TASK =>
Reproduce the records below exactly as they appear, omitting any pictures they contain.

(Items from a dataset)
══════════════════════════════
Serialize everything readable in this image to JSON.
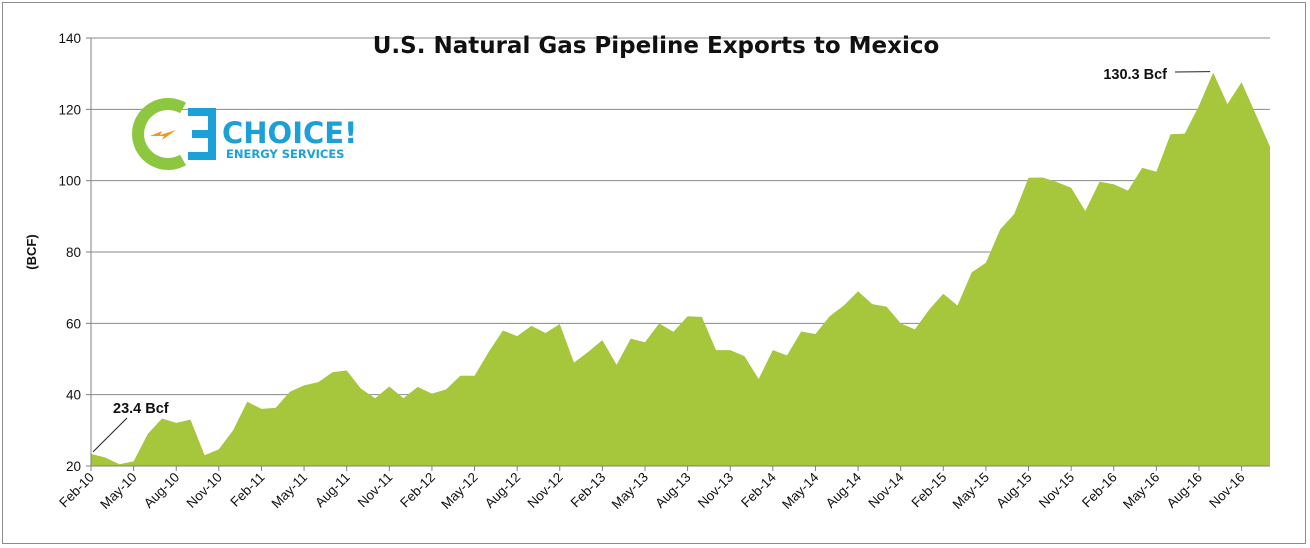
{
  "chart_data": {
    "type": "area",
    "title": "U.S. Natural Gas Pipeline Exports to Mexico",
    "ylabel": "(BCF)",
    "xlabel": "",
    "ylim": [
      20,
      140
    ],
    "yticks": [
      20,
      40,
      60,
      80,
      100,
      120,
      140
    ],
    "grid": "horizontal",
    "x_tick_labels": [
      "Feb-10",
      "May-10",
      "Aug-10",
      "Nov-10",
      "Feb-11",
      "May-11",
      "Aug-11",
      "Nov-11",
      "Feb-12",
      "May-12",
      "Aug-12",
      "Nov-12",
      "Feb-13",
      "May-13",
      "Aug-13",
      "Nov-13",
      "Feb-14",
      "May-14",
      "Aug-14",
      "Nov-14",
      "Feb-15",
      "May-15",
      "Aug-15",
      "Nov-15",
      "Feb-16",
      "May-16",
      "Aug-16",
      "Nov-16"
    ],
    "series": [
      {
        "color": "#a6c63b",
        "values": [
          23.4,
          22.4,
          20.5,
          21.3,
          29.0,
          33.3,
          32.1,
          33.0,
          23.0,
          24.7,
          30.0,
          38.0,
          36.0,
          36.3,
          40.8,
          42.6,
          43.5,
          46.3,
          46.8,
          41.7,
          39.0,
          42.3,
          39.0,
          42.2,
          40.3,
          41.5,
          45.3,
          45.3,
          52.0,
          58.0,
          56.4,
          59.3,
          57.3,
          59.8,
          49.0,
          52.0,
          55.3,
          48.4,
          55.7,
          54.7,
          60.0,
          57.6,
          62.0,
          61.8,
          52.5,
          52.5,
          50.8,
          44.4,
          52.5,
          51.0,
          57.7,
          57.0,
          62.0,
          65.0,
          69.0,
          65.4,
          64.7,
          60.0,
          58.3,
          63.8,
          68.3,
          65.0,
          74.3,
          77.0,
          86.3,
          90.7,
          100.8,
          100.9,
          99.6,
          98.0,
          91.5,
          99.7,
          99.0,
          97.2,
          103.6,
          102.5,
          113.0,
          113.2,
          121.0,
          130.3,
          121.5,
          127.6,
          118.6,
          109.5
        ]
      }
    ],
    "annotations": [
      {
        "text": "23.4 Bcf",
        "index": 0,
        "value": 23.4
      },
      {
        "text": "130.3 Bcf",
        "index": 79,
        "value": 130.3
      }
    ]
  },
  "logo": {
    "name": "CHOICE!",
    "tagline": "ENERGY SERVICES",
    "green": "#8dc63f",
    "blue": "#1ba0d8",
    "orange": "#f7941d"
  }
}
══════════════════════════════
SOLUTION TO THIS EXERCISE =>
Serialize everything readable in this image to JSON.
{
  "chart_data": {
    "type": "area",
    "title": "U.S. Natural Gas Pipeline Exports to Mexico",
    "ylabel": "(BCF)",
    "xlabel": "",
    "ylim": [
      20,
      140
    ],
    "yticks": [
      20,
      40,
      60,
      80,
      100,
      120,
      140
    ],
    "grid": "horizontal",
    "x_tick_labels": [
      "Feb-10",
      "May-10",
      "Aug-10",
      "Nov-10",
      "Feb-11",
      "May-11",
      "Aug-11",
      "Nov-11",
      "Feb-12",
      "May-12",
      "Aug-12",
      "Nov-12",
      "Feb-13",
      "May-13",
      "Aug-13",
      "Nov-13",
      "Feb-14",
      "May-14",
      "Aug-14",
      "Nov-14",
      "Feb-15",
      "May-15",
      "Aug-15",
      "Nov-15",
      "Feb-16",
      "May-16",
      "Aug-16",
      "Nov-16"
    ],
    "series": [
      {
        "color": "#a6c63b",
        "values": [
          23.4,
          22.4,
          20.5,
          21.3,
          29.0,
          33.3,
          32.1,
          33.0,
          23.0,
          24.7,
          30.0,
          38.0,
          36.0,
          36.3,
          40.8,
          42.6,
          43.5,
          46.3,
          46.8,
          41.7,
          39.0,
          42.3,
          39.0,
          42.2,
          40.3,
          41.5,
          45.3,
          45.3,
          52.0,
          58.0,
          56.4,
          59.3,
          57.3,
          59.8,
          49.0,
          52.0,
          55.3,
          48.4,
          55.7,
          54.7,
          60.0,
          57.6,
          62.0,
          61.8,
          52.5,
          52.5,
          50.8,
          44.4,
          52.5,
          51.0,
          57.7,
          57.0,
          62.0,
          65.0,
          69.0,
          65.4,
          64.7,
          60.0,
          58.3,
          63.8,
          68.3,
          65.0,
          74.3,
          77.0,
          86.3,
          90.7,
          100.8,
          100.9,
          99.6,
          98.0,
          91.5,
          99.7,
          99.0,
          97.2,
          103.6,
          102.5,
          113.0,
          113.2,
          121.0,
          130.3,
          121.5,
          127.6,
          118.6,
          109.5
        ]
      }
    ],
    "annotations": [
      {
        "text": "23.4 Bcf",
        "index": 0,
        "value": 23.4
      },
      {
        "text": "130.3 Bcf",
        "index": 79,
        "value": 130.3
      }
    ]
  },
  "logo": {
    "name": "CHOICE!",
    "tagline": "ENERGY SERVICES",
    "green": "#8dc63f",
    "blue": "#1ba0d8",
    "orange": "#f7941d"
  }
}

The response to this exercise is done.